:: Supplied passage ::

Friday, October 3, 2025

This is Your Mine Countermeasures

The last Avenger class mine countermeasures (MCM) vessel, USS Devastator (MCM 6), has now been retired.[1]  Our surface MCM capability is now entirely in the hands of the Independence class LCS.  Yes, that LCS.  The ship and MCM module that has suffered years of delay, failure after failure, and no realistic operational testing.  That one.  That disaster.  No, this isn’t a Halloween horror story, although it should scare you to death.  This is our current naval MCM reality.
 
To briefly review, the LCS-MCM consists of a helo and an unmanned boat, each of which carry/tow various attachments as listed below.

:::

■ Problems to solve
1. In the mine countermeasures post, which ship is named as the last Avenger class MCM vessel to be retired?
2. Write the next part of the mine countermeasures post, picking up after its final sentence.
The listing after the mine countermeasures post is separate material with no connection to it.

:: Raw data ::

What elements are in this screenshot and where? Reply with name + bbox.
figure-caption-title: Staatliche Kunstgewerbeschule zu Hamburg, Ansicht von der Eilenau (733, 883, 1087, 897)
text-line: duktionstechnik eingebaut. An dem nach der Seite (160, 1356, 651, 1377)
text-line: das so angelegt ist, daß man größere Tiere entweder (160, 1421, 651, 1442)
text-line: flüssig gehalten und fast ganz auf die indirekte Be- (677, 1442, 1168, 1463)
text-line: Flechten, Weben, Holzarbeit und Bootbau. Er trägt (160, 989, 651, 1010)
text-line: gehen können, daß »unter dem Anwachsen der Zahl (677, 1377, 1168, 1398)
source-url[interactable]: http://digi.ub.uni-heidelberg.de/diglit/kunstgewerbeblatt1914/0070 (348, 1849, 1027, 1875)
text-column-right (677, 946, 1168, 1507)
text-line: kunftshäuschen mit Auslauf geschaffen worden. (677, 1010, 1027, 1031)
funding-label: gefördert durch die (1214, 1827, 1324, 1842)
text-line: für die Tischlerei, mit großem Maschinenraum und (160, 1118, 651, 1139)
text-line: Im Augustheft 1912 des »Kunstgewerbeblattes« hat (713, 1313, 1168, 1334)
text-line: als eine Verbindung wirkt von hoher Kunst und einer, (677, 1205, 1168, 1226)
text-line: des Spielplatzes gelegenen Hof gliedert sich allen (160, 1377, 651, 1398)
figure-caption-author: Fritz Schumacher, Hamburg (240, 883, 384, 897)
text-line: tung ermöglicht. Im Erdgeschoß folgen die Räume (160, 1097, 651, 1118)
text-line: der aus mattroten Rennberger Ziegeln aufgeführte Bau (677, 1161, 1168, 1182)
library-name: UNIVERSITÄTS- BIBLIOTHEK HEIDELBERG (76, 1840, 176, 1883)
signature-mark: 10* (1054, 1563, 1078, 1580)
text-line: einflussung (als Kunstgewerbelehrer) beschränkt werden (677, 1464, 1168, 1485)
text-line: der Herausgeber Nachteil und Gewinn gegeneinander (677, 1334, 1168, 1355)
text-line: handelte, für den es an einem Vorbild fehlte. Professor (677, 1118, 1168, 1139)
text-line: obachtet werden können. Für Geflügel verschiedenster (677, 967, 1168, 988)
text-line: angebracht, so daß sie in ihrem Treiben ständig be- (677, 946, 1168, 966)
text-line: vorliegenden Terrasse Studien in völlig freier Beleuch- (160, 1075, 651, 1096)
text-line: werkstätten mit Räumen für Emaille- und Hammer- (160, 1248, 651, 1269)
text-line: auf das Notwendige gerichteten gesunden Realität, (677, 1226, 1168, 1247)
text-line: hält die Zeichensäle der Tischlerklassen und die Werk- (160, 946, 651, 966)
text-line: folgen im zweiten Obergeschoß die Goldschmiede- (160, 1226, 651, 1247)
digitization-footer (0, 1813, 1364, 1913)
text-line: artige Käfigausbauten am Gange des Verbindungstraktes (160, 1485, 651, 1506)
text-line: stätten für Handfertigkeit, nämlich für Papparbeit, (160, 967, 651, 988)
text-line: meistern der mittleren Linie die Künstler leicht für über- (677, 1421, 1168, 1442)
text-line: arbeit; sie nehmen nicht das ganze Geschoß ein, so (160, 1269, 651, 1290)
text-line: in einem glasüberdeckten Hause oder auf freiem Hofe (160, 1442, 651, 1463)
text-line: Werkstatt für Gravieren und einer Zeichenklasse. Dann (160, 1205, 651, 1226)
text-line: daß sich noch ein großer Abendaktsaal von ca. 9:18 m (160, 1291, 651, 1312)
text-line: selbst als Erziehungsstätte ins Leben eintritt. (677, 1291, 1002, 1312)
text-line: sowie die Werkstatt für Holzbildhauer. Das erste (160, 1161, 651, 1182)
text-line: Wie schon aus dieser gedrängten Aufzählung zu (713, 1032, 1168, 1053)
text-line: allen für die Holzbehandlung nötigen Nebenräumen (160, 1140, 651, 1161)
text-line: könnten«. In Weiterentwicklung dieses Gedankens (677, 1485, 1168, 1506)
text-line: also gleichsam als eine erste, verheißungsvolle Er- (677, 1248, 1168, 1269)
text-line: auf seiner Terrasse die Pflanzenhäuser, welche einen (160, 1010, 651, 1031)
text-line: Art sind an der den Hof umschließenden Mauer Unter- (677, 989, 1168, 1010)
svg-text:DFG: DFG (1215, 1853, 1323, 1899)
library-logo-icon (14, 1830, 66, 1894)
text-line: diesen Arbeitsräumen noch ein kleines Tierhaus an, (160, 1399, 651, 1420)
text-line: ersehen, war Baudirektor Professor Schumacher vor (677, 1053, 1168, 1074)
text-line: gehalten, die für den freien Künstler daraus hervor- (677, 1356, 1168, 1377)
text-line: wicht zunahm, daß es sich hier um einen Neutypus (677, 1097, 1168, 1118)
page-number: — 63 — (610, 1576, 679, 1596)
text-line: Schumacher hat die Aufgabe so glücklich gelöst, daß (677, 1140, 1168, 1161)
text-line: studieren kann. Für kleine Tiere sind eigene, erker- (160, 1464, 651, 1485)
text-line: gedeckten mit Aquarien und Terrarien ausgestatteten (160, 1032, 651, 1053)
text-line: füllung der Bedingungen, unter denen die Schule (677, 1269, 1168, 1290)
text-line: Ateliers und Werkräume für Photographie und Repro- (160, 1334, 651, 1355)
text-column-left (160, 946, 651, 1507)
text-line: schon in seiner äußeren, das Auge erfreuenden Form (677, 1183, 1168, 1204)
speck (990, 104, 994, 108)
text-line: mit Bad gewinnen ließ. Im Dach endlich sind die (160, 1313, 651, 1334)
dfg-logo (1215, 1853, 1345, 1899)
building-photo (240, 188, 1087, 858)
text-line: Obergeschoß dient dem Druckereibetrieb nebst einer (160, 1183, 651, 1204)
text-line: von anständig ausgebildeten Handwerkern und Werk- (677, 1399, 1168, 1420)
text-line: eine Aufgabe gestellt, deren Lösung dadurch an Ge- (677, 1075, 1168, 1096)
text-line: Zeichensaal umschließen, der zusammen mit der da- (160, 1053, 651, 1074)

:::

■ Answers to the exercises
1. USS Devastator (MCM 6).

2.
MH-60S Seahawk mine warfare helicopters 
  • AN/AES-1 Airborne Laser Mine Detection System (ALMDS) shallow water laser mine detection
  • AN/ASQ-235 Airborne Mine Neutralization System (AMNS) suicide drones
 
Common Unmanned Surface Vessel (CUSV) tow boat 
  • AN/AQS-20C forward/side scan mine detection sonar
  • Unmanned Influence Sweep System (UISS) acoustic and influence sweep
 
Now, how is that all working?  Go read the annual GAO and DOT&E weapon assessments and you’ll get the history and status of the LCS MCM module.  It’s not pretty.  In addition, Naval News website offers a fantastic summary of the Independence-MCM.  Here’s some excerpts. 
Embarked helicopters also operate with the AN/ASQ-235 Airborne Mine Neutralization System (AMNS), offering a safer method to counter-mine potential threats compared to traditional mechanical minesweeping with EOD divers.[1]
Safer?  Yes.
Effective?  No.
Efficient?  No.
Fast?  No. 
The sonars on the CUSVs are not a high enough resolution to identify specific threats. The lasers used on MH-60S helicopters require water that is not too turbid to operate in.[1]
So, the system only works in clear water and even then can’t reliably identify the threats?  Good … good.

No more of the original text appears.